__Task to carry out__
Identify all lines in the listing that include the word "szczelin", and copy them out.

+++

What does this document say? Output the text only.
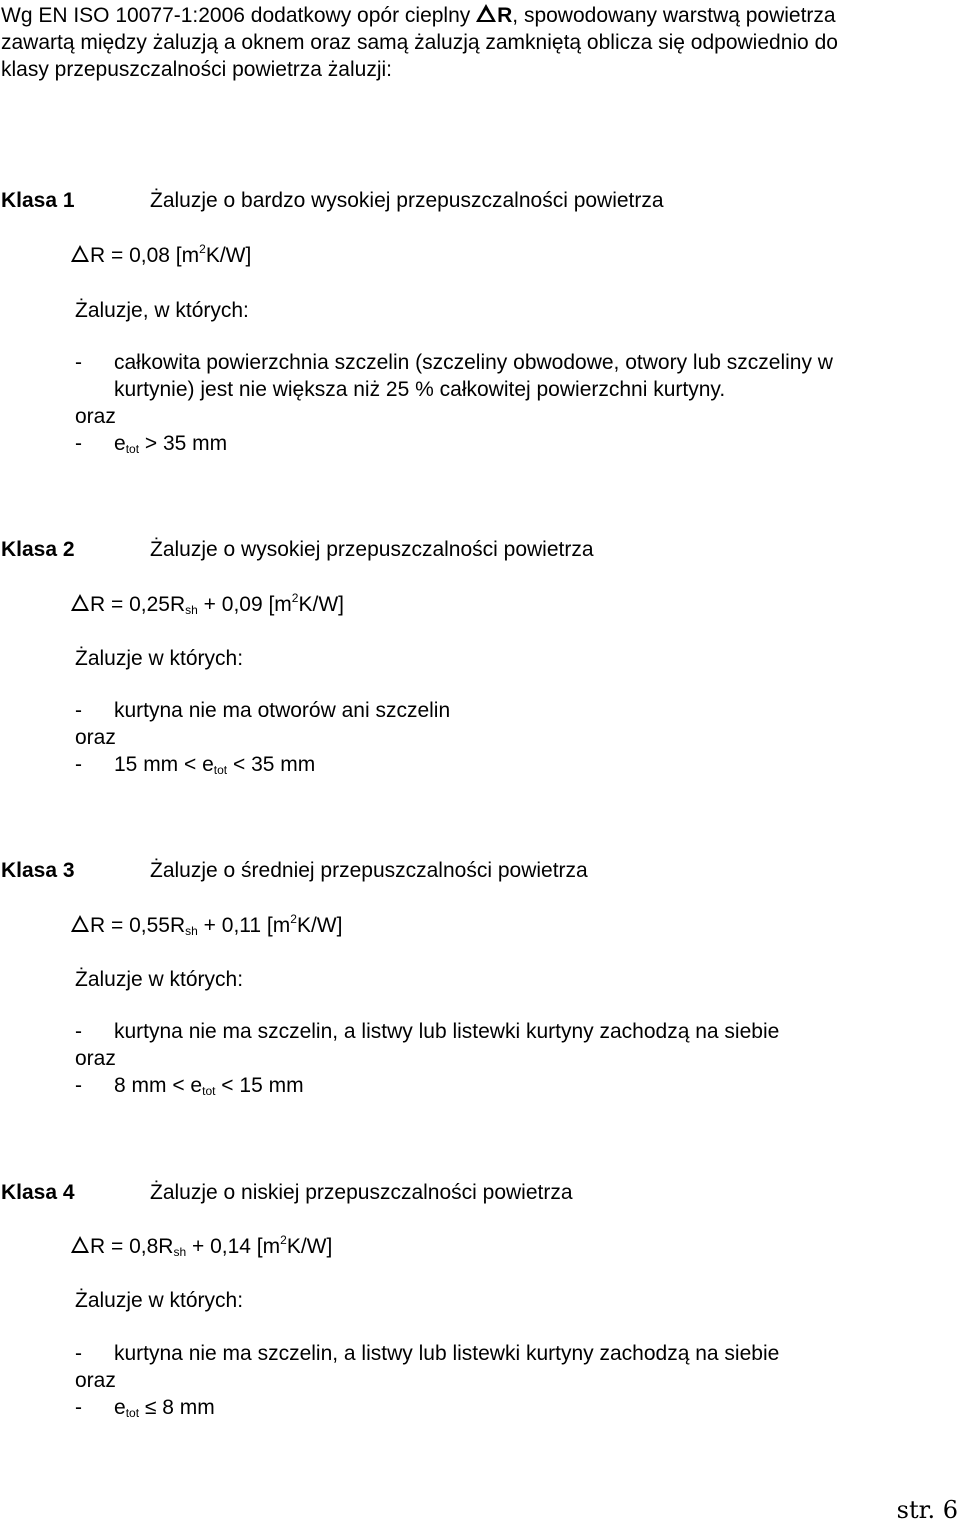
Wg EN ISO 10077-1:2006 dodatkowy opór cieplny R, spowodowany warstwą powietrza
zawartą między żaluzją a oknem oraz samą żaluzją zamkniętą oblicza się odpowiednio do
klasy przepuszczalności powietrza żaluzji:
Klasa 1	Żaluzje o bardzo wysokiej przepuszczalności powietrza
R = 0,08 $[m^2K/W]$
Żaluzje, w których:
- całkowita powierzchnia szczelin (szczeliny obwodowe, otwory lub szczeliny w
kurtynie) jest nie większa niż 25 % całkowitej powierzchni kurtyny.
oraz
- $e_{tot} > 35$ mm
Klasa 2	Żaluzje o wysokiej przepuszczalności powietrza
$R = 0,25R_{sh} + 0,09$ $[m^2K/W]$
Żaluzje w których:
- kurtyna nie ma otworów ani szczelin
oraz
- 15 mm < $e_{tot} < 35$ mm
Klasa 3	Żaluzje o średniej przepuszczalności powietrza
$R = 0,55R_{sh} + 0,11$ $[m^2K/W]$
Żaluzje w których:
- kurtyna nie ma szczelin, a listwy lub listewki kurtyny zachodzą na siebie
oraz
- 8 mm < $e_{tot} < 15$ mm
Klasa 4	Żaluzje o niskiej przepuszczalności powietrza
$R = 0,8R_{sh} + 0,14$ $[m^2K/W]$
Żaluzje w których:
- kurtyna nie ma szczelin, a listwy lub listewki kurtyny zachodzą na siebie
oraz
- $e_{tot} \le 8$ mm
str. 6
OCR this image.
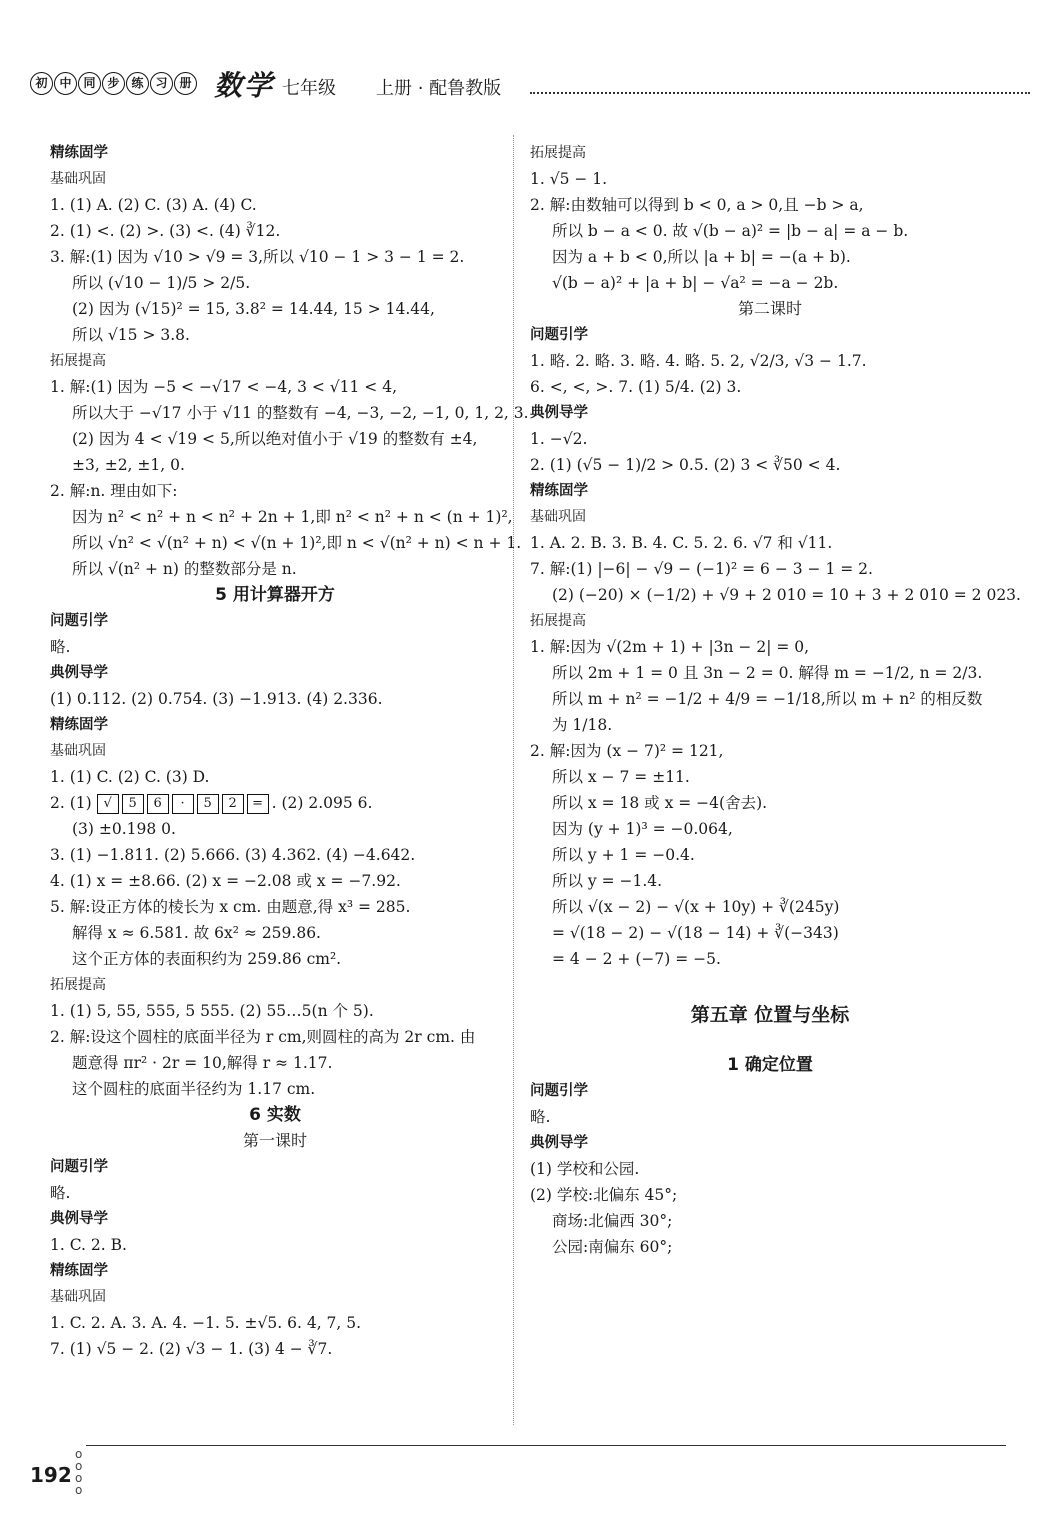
初 中 同 步 练 习 册 数学 七年级 上册 · 配鲁教版
精练固学
基础巩固
1. (1) A. (2) C. (3) A. (4) C.
2. (1) <. (2) >. (3) <. (4) ∛12.
3. 解:(1) 因为 √10 > √9 = 3,所以 √10 − 1 > 3 − 1 = 2.
所以 (√10 − 1)/5 > 2/5.
(2) 因为 (√15)² = 15, 3.8² = 14.44, 15 > 14.44,
所以 √15 > 3.8.
拓展提高
1. 解:(1) 因为 −5 < −√17 < −4, 3 < √11 < 4,
所以大于 −√17 小于 √11 的整数有 −4, −3, −2, −1, 0, 1, 2, 3.
(2) 因为 4 < √19 < 5,所以绝对值小于 √19 的整数有 ±4,
±3, ±2, ±1, 0.
2. 解:n. 理由如下:
因为 n² < n² + n < n² + 2n + 1,即 n² < n² + n < (n + 1)²,
所以 √n² < √(n² + n) < √(n + 1)²,即 n < √(n² + n) < n + 1.
所以 √(n² + n) 的整数部分是 n.
5 用计算器开方
问题引学
略.
典例导学
(1) 0.112. (2) 0.754. (3) −1.913. (4) 2.336.
精练固学
基础巩固
1. (1) C. (2) C. (3) D.
2. (1) √ 5 6 · 5 2 = . (2) 2.095 6.
(3) ±0.198 0.
3. (1) −1.811. (2) 5.666. (3) 4.362. (4) −4.642.
4. (1) x = ±8.66. (2) x = −2.08 或 x = −7.92.
5. 解:设正方体的棱长为 x cm. 由题意,得 x³ = 285.
解得 x ≈ 6.581. 故 6x² ≈ 259.86.
这个正方体的表面积约为 259.86 cm².
拓展提高
1. (1) 5, 55, 555, 5 555. (2) 55…5(n 个 5).
2. 解:设这个圆柱的底面半径为 r cm,则圆柱的高为 2r cm. 由
题意得 πr² · 2r = 10,解得 r ≈ 1.17.
这个圆柱的底面半径约为 1.17 cm.
6 实数
第一课时
问题引学
略.
典例导学
1. C. 2. B.
精练固学
基础巩固
1. C. 2. A. 3. A. 4. −1. 5. ±√5. 6. 4, 7, 5.
7. (1) √5 − 2. (2) √3 − 1. (3) 4 − ∛7.
拓展提高
1. √5 − 1.
2. 解:由数轴可以得到 b < 0, a > 0,且 −b > a,
所以 b − a < 0. 故 √(b − a)² = |b − a| = a − b.
因为 a + b < 0,所以 |a + b| = −(a + b).
√(b − a)² + |a + b| − √a² = −a − 2b.
第二课时
问题引学
1. 略. 2. 略. 3. 略. 4. 略. 5. 2, √2/3, √3 − 1.7.
6. <, <, >. 7. (1) 5/4. (2) 3.
典例导学
1. −√2.
2. (1) (√5 − 1)/2 > 0.5. (2) 3 < ∛50 < 4.
精练固学
基础巩固
1. A. 2. B. 3. B. 4. C. 5. 2. 6. √7 和 √11.
7. 解:(1) |−6| − √9 − (−1)² = 6 − 3 − 1 = 2.
(2) (−20) × (−1/2) + √9 + 2 010 = 10 + 3 + 2 010 = 2 023.
拓展提高
1. 解:因为 √(2m + 1) + |3n − 2| = 0,
所以 2m + 1 = 0 且 3n − 2 = 0. 解得 m = −1/2, n = 2/3.
所以 m + n² = −1/2 + 4/9 = −1/18,所以 m + n² 的相反数
为 1/18.
2. 解:因为 (x − 7)² = 121,
所以 x − 7 = ±11.
所以 x = 18 或 x = −4(舍去).
因为 (y + 1)³ = −0.064,
所以 y + 1 = −0.4.
所以 y = −1.4.
所以 √(x − 2) − √(x + 10y) + ∛(245y)
= √(18 − 2) − √(18 − 14) + ∛(−343)
= 4 − 2 + (−7) = −5.
第五章 位置与坐标
1 确定位置
问题引学
略.
典例导学
(1) 学校和公园.
(2) 学校:北偏东 45°;
商场:北偏西 30°;
公园:南偏东 60°;
o
o
o
o
192
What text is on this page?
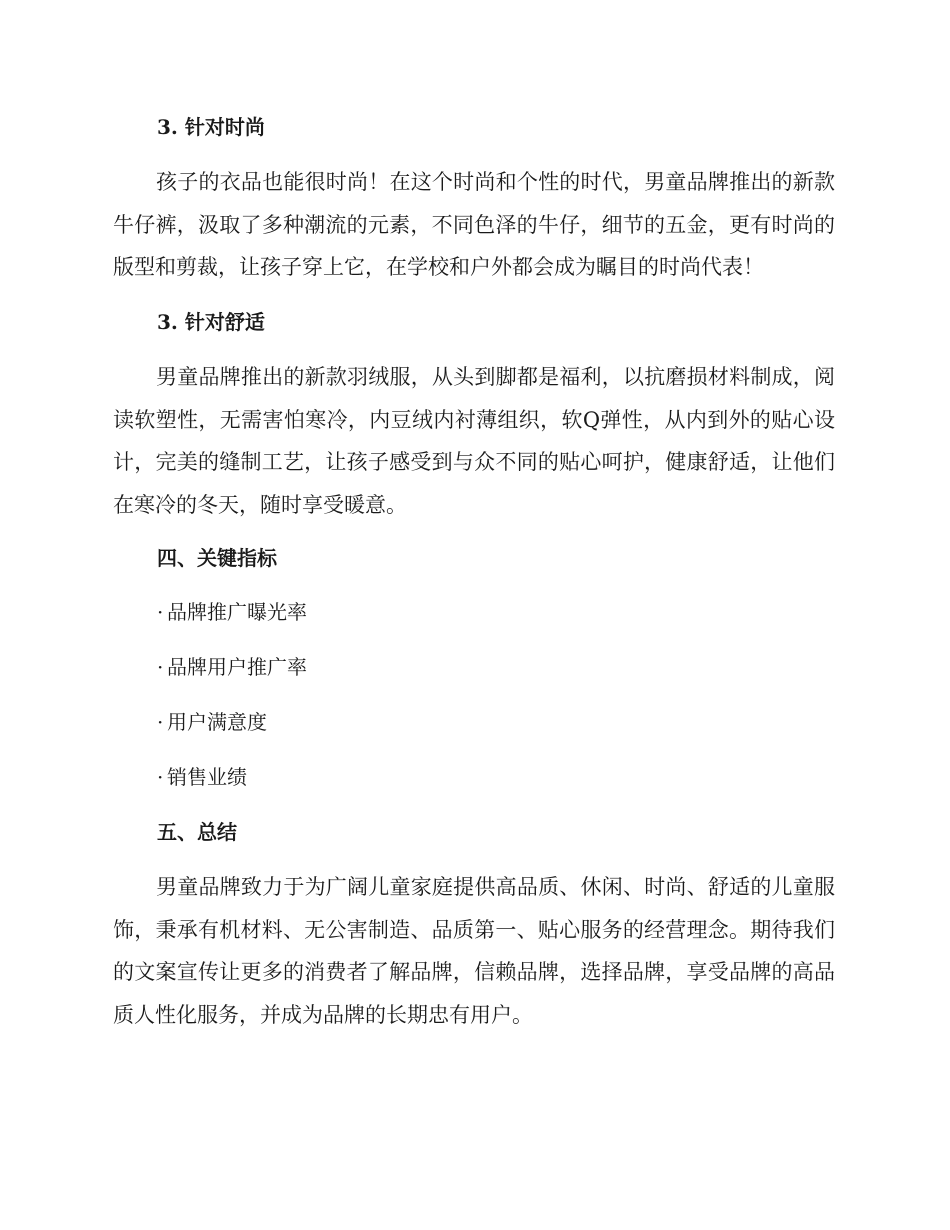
3. 针对时尚

孩子的衣品也能很时尚！在这个时尚和个性的时代，男童品牌推出的新款牛仔裤，汲取了多种潮流的元素，不同色泽的牛仔，细节的五金，更有时尚的版型和剪裁，让孩子穿上它，在学校和户外都会成为瞩目的时尚代表！

3. 针对舒适

男童品牌推出的新款羽绒服，从头到脚都是福利，以抗磨损材料制成，阅读软塑性，无需害怕寒冷，内豆绒内衬薄组织，软Q弹性，从内到外的贴心设计，完美的缝制工艺，让孩子感受到与众不同的贴心呵护，健康舒适，让他们在寒冷的冬天，随时享受暖意。

四、关键指标
· 品牌推广曝光率
· 品牌用户推广率
· 用户满意度
· 销售业绩
五、总结

男童品牌致力于为广阔儿童家庭提供高品质、休闲、时尚、舒适的儿童服饰，秉承有机材料、无公害制造、品质第一、贴心服务的经营理念。期待我们的文案宣传让更多的消费者了解品牌，信赖品牌，选择品牌，享受品牌的高品质人性化服务，并成为品牌的长期忠有用户。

+++

__Answer for the task__
- całkowita powierzchnia szczelin (szczeliny obwodowe, otwory lub szczeliny w
- kurtyna nie ma otworów ani szczelin
- kurtyna nie ma szczelin, a listwy lub listewki kurtyny zachodzą na siebie
- kurtyna nie ma szczelin, a listwy lub listewki kurtyny zachodzą na siebie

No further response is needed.